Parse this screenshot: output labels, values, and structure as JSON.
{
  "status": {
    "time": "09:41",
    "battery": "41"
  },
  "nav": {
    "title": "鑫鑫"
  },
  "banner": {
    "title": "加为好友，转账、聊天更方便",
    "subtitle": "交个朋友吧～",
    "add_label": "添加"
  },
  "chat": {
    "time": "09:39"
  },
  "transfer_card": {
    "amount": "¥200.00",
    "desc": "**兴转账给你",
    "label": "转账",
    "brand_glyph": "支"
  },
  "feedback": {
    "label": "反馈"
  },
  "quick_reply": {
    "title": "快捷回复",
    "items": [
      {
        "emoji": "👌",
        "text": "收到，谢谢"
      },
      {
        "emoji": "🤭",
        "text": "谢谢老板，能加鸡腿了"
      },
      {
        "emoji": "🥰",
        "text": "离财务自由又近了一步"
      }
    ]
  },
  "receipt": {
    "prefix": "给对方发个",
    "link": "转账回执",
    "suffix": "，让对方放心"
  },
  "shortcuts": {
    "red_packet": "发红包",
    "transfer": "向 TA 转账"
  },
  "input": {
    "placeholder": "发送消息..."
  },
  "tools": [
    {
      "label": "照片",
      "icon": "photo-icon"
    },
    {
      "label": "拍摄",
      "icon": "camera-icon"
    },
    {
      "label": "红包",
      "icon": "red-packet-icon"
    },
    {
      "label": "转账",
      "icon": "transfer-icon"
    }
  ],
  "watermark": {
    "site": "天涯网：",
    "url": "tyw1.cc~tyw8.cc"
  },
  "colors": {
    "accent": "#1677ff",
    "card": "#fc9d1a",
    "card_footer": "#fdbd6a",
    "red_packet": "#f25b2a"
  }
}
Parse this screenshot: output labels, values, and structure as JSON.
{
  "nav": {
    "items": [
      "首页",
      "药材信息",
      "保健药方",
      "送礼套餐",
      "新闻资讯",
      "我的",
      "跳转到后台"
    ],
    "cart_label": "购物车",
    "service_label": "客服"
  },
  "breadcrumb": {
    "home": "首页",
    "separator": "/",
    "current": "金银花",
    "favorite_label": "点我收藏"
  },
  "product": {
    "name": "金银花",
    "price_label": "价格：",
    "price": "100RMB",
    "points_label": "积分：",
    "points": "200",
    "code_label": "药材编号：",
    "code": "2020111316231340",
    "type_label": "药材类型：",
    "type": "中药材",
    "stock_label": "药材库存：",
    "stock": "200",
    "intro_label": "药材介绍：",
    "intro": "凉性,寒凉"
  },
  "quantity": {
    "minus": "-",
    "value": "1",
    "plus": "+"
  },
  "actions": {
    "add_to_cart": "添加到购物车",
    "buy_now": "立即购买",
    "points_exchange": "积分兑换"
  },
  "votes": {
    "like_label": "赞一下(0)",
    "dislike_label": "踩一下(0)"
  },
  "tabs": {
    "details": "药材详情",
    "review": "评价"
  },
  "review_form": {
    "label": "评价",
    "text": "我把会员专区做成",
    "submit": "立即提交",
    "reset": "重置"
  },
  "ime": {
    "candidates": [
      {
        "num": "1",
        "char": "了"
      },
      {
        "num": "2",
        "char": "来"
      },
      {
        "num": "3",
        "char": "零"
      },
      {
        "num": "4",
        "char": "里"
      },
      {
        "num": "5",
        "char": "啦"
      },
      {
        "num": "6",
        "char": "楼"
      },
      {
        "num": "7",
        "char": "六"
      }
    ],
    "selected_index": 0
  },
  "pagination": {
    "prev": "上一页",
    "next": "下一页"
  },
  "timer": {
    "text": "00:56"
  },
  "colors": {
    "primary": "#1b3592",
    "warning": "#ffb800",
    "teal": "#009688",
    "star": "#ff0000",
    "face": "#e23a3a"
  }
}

:::::

Give only the count of lines in which the string "icon" appears.

4